Stated problem: Look through the material below. Copy each line that contains the string "true".

[Start Data in this exercise]

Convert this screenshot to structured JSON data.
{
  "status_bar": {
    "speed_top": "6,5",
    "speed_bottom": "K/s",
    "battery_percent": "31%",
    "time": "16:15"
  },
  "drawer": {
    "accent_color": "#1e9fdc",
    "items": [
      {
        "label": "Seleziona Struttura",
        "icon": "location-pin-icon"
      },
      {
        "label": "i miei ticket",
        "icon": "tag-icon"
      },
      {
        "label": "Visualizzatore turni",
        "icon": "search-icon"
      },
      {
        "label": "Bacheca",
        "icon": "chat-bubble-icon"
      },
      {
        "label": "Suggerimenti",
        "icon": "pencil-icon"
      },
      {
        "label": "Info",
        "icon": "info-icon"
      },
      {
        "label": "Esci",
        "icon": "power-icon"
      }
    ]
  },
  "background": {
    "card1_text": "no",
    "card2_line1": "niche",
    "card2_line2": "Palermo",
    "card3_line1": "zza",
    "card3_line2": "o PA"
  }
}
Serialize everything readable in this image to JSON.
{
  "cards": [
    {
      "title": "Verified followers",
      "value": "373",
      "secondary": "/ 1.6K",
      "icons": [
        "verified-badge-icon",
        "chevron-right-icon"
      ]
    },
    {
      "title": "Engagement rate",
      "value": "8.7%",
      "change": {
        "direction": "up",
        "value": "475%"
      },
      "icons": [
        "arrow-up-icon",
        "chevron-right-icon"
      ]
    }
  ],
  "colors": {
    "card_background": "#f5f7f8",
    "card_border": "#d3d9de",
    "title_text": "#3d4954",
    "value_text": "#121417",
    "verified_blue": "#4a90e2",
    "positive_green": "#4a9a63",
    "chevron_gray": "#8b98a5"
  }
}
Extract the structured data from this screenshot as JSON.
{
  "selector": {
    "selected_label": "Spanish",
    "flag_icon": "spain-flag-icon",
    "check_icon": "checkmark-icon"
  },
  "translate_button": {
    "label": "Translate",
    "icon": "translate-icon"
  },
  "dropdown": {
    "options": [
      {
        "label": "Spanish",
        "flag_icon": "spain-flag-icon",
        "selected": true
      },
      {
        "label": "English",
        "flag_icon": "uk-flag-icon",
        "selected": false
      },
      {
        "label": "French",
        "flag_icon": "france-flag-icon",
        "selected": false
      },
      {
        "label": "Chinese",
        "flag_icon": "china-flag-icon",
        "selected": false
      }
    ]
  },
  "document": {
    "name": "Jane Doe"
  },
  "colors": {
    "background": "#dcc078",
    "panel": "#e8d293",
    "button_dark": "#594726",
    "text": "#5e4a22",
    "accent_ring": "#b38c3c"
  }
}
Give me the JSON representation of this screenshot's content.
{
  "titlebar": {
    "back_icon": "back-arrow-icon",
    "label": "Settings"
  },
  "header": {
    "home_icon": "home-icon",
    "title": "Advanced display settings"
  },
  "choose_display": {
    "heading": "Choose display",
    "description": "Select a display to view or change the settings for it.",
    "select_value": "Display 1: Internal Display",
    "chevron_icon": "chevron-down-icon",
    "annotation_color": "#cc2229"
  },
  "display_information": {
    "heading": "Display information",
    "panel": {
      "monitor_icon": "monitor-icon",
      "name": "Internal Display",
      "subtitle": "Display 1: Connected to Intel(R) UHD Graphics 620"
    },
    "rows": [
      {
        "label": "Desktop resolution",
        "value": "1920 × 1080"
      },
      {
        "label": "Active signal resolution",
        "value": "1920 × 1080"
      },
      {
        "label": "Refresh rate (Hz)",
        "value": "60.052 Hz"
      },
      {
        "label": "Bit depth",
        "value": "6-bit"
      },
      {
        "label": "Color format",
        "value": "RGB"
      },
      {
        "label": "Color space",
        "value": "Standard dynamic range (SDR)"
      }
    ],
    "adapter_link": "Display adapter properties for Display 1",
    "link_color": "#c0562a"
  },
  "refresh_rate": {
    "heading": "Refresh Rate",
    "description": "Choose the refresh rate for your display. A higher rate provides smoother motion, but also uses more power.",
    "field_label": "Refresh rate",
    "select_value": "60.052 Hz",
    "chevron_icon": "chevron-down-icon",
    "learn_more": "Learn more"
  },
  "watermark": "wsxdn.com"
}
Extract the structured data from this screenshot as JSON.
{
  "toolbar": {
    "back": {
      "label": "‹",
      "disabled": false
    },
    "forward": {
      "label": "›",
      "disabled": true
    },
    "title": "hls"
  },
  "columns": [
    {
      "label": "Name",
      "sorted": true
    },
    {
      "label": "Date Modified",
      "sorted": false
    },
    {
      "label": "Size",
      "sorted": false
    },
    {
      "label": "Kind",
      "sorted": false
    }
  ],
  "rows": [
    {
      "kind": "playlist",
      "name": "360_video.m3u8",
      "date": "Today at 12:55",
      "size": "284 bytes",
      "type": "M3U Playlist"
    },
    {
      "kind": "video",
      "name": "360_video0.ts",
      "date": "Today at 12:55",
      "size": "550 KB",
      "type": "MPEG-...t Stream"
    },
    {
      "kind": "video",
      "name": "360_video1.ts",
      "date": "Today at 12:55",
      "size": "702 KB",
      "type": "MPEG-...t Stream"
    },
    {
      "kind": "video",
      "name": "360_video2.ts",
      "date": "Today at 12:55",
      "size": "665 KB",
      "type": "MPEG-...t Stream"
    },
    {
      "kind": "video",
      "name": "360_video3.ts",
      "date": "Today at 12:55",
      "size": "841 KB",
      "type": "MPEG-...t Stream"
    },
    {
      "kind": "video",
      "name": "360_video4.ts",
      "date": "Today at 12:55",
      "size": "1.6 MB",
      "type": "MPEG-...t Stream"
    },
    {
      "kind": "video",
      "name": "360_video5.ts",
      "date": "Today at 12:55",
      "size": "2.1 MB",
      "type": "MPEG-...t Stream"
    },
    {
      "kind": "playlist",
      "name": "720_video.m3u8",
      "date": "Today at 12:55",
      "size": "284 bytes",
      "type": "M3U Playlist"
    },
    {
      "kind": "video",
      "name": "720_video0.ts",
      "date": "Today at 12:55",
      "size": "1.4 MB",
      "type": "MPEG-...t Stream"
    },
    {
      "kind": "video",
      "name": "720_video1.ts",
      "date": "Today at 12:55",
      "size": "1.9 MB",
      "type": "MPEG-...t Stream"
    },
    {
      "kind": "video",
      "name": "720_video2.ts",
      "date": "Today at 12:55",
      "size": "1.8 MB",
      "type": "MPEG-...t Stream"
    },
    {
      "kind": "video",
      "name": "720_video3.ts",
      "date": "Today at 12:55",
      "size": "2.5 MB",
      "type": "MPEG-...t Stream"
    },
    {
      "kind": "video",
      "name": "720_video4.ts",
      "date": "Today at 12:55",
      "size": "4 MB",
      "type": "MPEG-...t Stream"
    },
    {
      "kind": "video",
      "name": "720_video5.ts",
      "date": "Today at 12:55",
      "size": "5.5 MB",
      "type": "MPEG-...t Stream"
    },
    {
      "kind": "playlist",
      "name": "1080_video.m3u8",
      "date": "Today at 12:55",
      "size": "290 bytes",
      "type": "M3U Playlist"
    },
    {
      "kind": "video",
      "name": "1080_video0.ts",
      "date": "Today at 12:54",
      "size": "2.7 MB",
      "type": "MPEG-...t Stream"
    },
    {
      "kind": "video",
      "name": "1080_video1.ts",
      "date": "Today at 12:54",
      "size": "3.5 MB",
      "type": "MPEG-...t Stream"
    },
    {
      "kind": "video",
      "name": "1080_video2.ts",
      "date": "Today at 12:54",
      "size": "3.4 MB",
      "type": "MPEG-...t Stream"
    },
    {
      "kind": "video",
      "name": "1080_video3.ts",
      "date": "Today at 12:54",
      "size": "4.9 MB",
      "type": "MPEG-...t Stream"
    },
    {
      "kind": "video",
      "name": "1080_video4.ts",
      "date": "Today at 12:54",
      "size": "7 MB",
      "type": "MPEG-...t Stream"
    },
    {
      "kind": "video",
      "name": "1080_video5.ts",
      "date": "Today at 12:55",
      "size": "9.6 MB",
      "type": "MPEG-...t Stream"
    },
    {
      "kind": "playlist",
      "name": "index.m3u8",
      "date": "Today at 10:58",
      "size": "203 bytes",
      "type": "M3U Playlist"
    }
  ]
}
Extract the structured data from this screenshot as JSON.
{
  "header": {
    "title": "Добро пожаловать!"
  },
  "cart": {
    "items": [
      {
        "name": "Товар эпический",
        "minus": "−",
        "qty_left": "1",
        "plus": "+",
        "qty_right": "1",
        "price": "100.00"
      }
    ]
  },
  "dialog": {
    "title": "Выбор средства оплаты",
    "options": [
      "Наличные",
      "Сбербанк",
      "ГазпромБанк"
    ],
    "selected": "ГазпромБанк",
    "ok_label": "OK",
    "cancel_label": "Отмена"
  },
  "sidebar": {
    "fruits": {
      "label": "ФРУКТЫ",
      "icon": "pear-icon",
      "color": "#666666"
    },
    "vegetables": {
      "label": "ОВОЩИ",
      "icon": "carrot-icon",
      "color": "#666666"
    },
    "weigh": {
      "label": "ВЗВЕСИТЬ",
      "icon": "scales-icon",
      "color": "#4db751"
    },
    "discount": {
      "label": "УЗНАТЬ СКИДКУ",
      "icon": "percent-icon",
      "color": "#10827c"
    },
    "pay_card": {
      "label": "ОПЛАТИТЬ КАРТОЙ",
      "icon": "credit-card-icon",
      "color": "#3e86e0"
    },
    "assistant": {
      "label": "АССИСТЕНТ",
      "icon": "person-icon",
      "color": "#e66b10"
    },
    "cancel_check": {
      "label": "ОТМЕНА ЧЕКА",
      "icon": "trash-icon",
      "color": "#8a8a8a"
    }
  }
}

[End Data in this exercise]

Solution to the exercise:
        "selected": true
      "disabled": true
      "sorted": true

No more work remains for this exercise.